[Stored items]
>>

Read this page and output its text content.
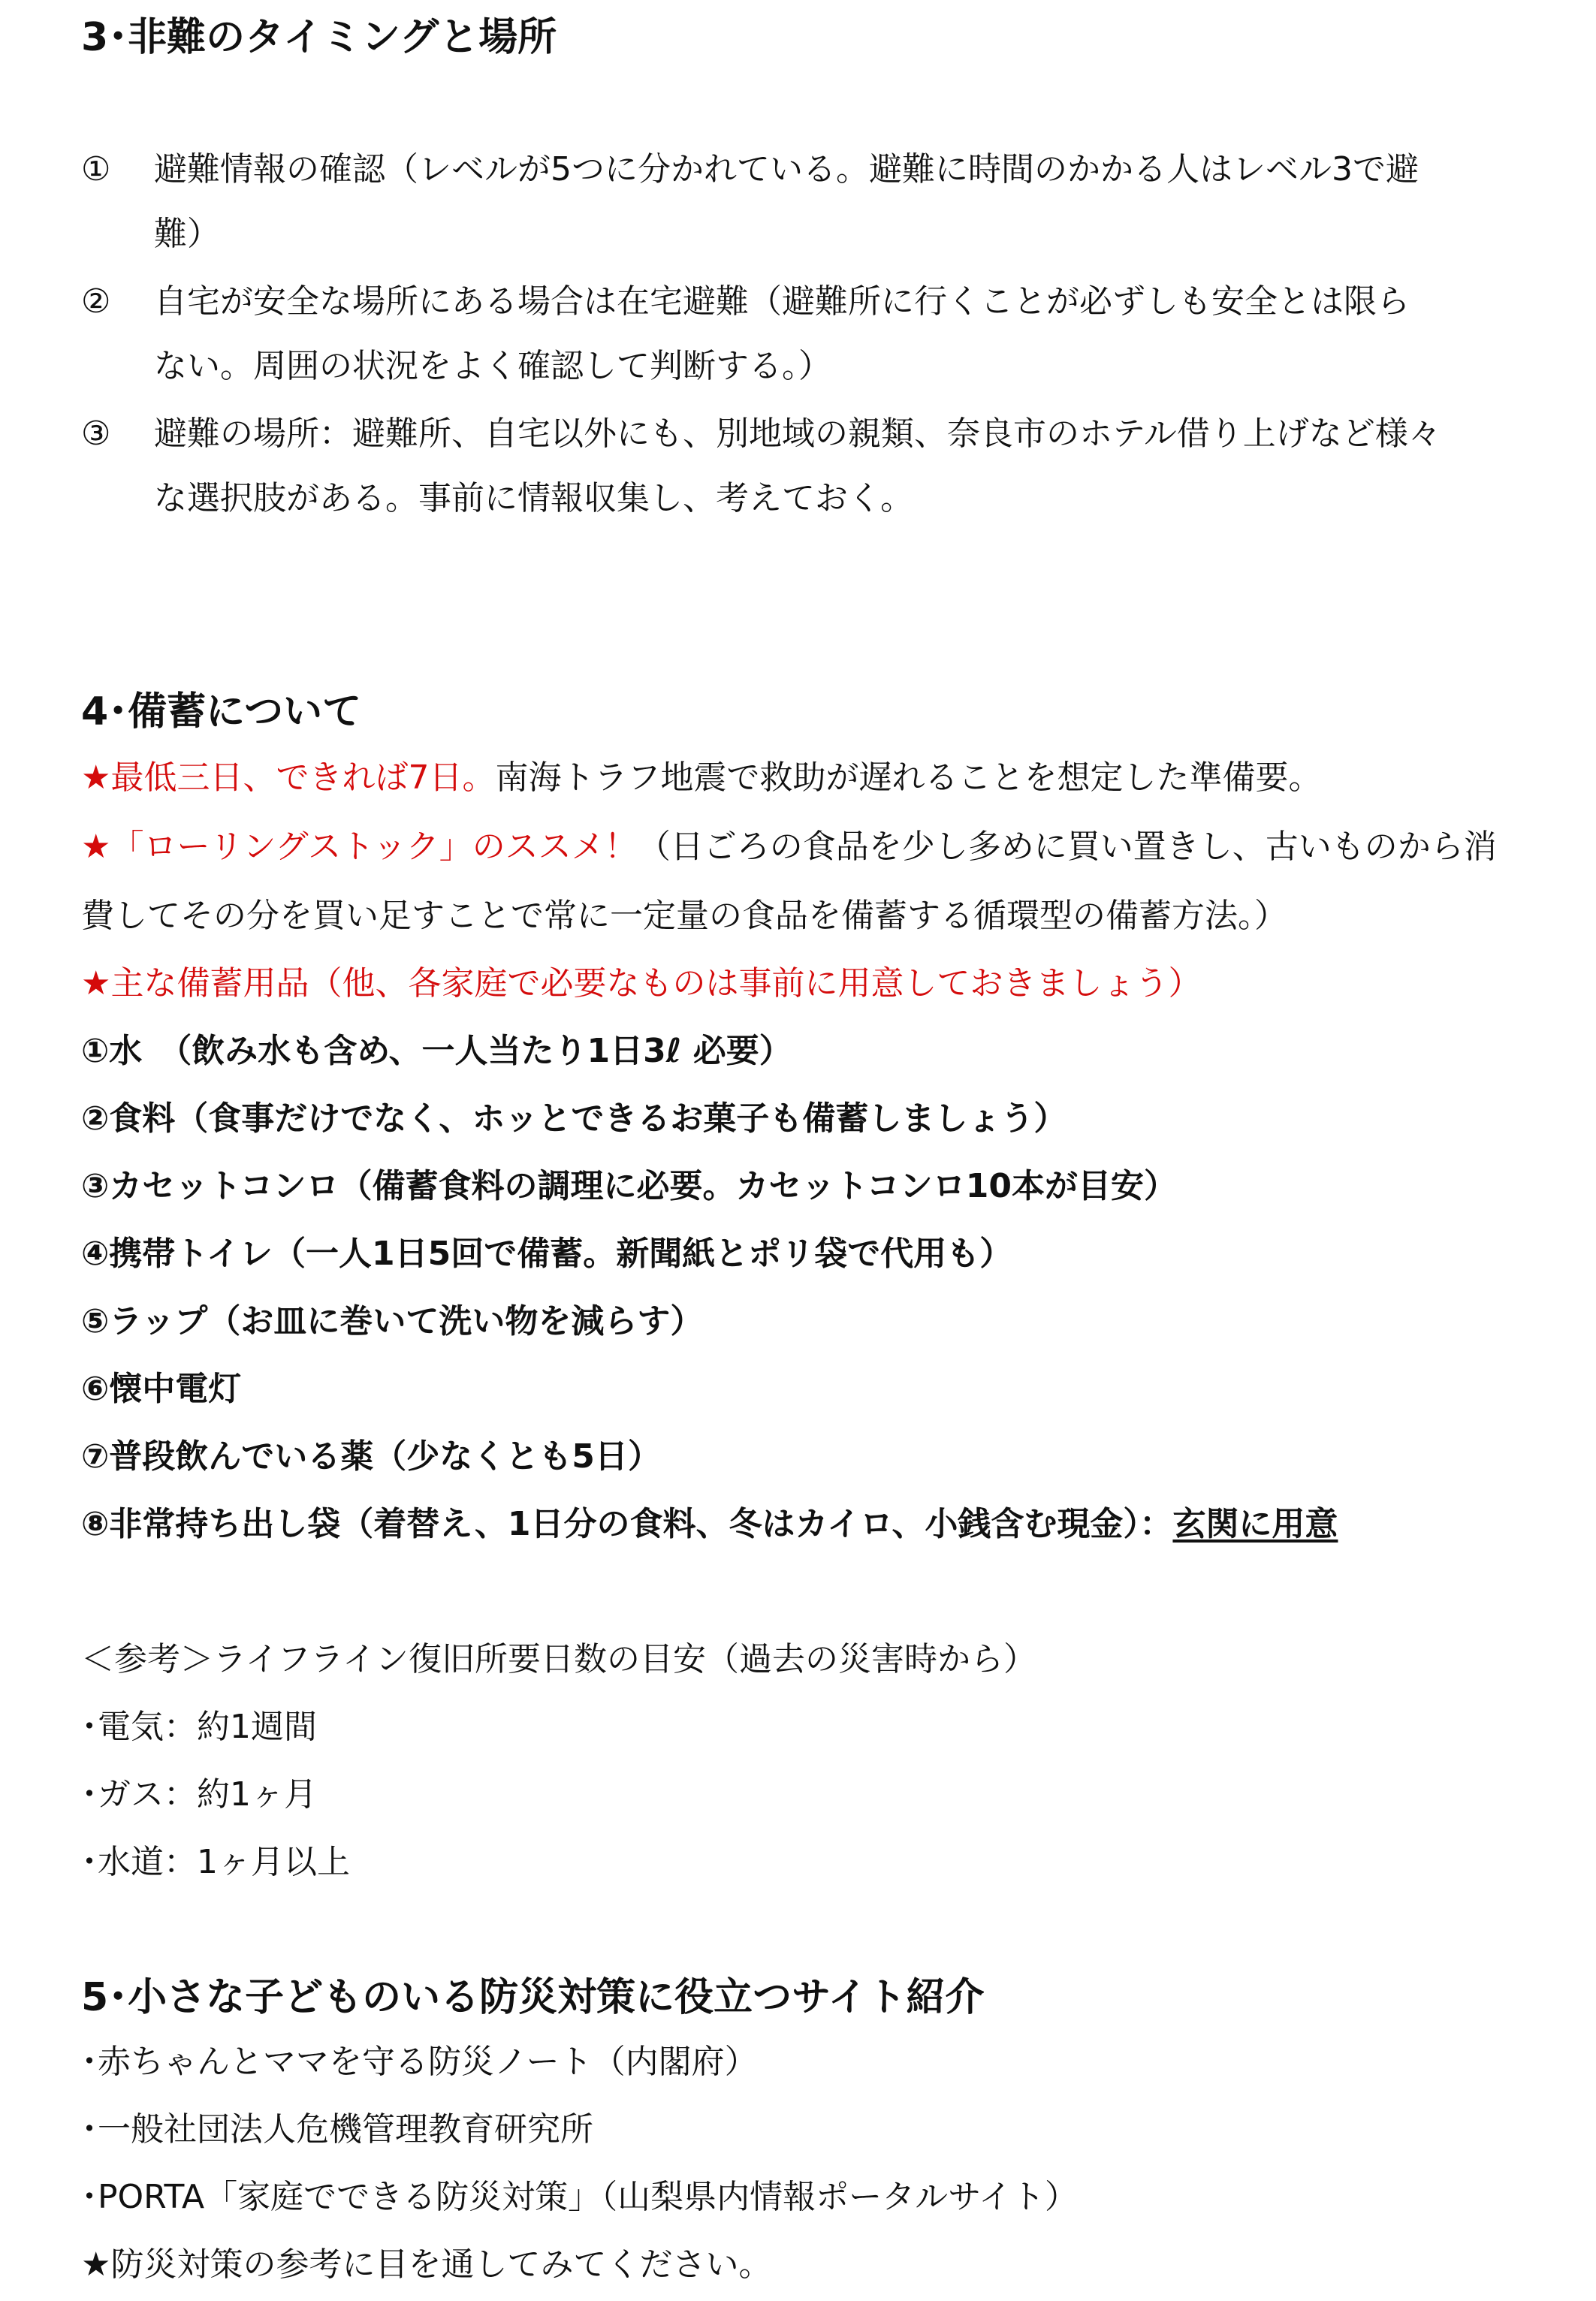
3･非難のタイミングと場所
①	避難情報の確認（レベルが5つに分かれている。避難に時間のかかる人はレベル3で避
難）
②	自宅が安全な場所にある場合は在宅避難（避難所に行くことが必ずしも安全とは限ら
ない。周囲の状況をよく確認して判断する。）
③	避難の場所：避難所、自宅以外にも、別地域の親類、奈良市のホテル借り上げなど様々
な選択肢がある。事前に情報収集し、考えておく。
4･備蓄について
★最低三日、できれば7日。南海トラフ地震で救助が遅れることを想定した準備要。
★「ローリングストック」のススメ！（日ごろの食品を少し多めに買い置きし、古いものから消
費してその分を買い足すことで常に一定量の食品を備蓄する循環型の備蓄方法。）
★主な備蓄用品（他、各家庭で必要なものは事前に用意しておきましょう）
①水　（飲み水も含め、一人当たり1日3ℓ 必要）
②食料（食事だけでなく、ホッとできるお菓子も備蓄しましょう）
③カセットコンロ（備蓄食料の調理に必要。カセットコンロ10本が目安）
④携帯トイレ（一人1日5回で備蓄。新聞紙とポリ袋で代用も）
⑤ラップ（お皿に巻いて洗い物を減らす）
⑥懐中電灯
⑦普段飲んでいる薬（少なくとも5日）
⑧非常持ち出し袋（着替え、1日分の食料、冬はカイロ、小銭含む現金）：玄関に用意
＜参考＞ライフライン復旧所要日数の目安（過去の災害時から）
･電気：約1週間
･ガス：約1ヶ月
･水道：1ヶ月以上
5･小さな子どものいる防災対策に役立つサイト紹介
･赤ちゃんとママを守る防災ノート（内閣府）
･一般社団法人危機管理教育研究所
･PORTA「家庭でできる防災対策」（山梨県内情報ポータルサイト）
★防災対策の参考に目を通してみてください。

<<

| Task instructions |
Every record above should be transcribed exactly; the pictures stay out of the copy.

| Exercise response |
Read this page and output its text content.
3･非難のタイミングと場所
①	避難情報の確認（レベルが5つに分かれている。避難に時間のかかる人はレベル3で避
難）
②	自宅が安全な場所にある場合は在宅避難（避難所に行くことが必ずしも安全とは限ら
ない。周囲の状況をよく確認して判断する。）
③	避難の場所：避難所、自宅以外にも、別地域の親類、奈良市のホテル借り上げなど様々
な選択肢がある。事前に情報収集し、考えておく。
4･備蓄について
★最低三日、できれば7日。南海トラフ地震で救助が遅れることを想定した準備要。
★「ローリングストック」のススメ！（日ごろの食品を少し多めに買い置きし、古いものから消
費してその分を買い足すことで常に一定量の食品を備蓄する循環型の備蓄方法。）
★主な備蓄用品（他、各家庭で必要なものは事前に用意しておきましょう）
①水　（飲み水も含め、一人当たり1日3ℓ 必要）
②食料（食事だけでなく、ホッとできるお菓子も備蓄しましょう）
③カセットコンロ（備蓄食料の調理に必要。カセットコンロ10本が目安）
④携帯トイレ（一人1日5回で備蓄。新聞紙とポリ袋で代用も）
⑤ラップ（お皿に巻いて洗い物を減らす）
⑥懐中電灯
⑦普段飲んでいる薬（少なくとも5日）
⑧非常持ち出し袋（着替え、1日分の食料、冬はカイロ、小銭含む現金）：玄関に用意
＜参考＞ライフライン復旧所要日数の目安（過去の災害時から）
･電気：約1週間
･ガス：約1ヶ月
･水道：1ヶ月以上
5･小さな子どものいる防災対策に役立つサイト紹介
･赤ちゃんとママを守る防災ノート（内閣府）
･一般社団法人危機管理教育研究所
･PORTA「家庭でできる防災対策」（山梨県内情報ポータルサイト）
★防災対策の参考に目を通してみてください。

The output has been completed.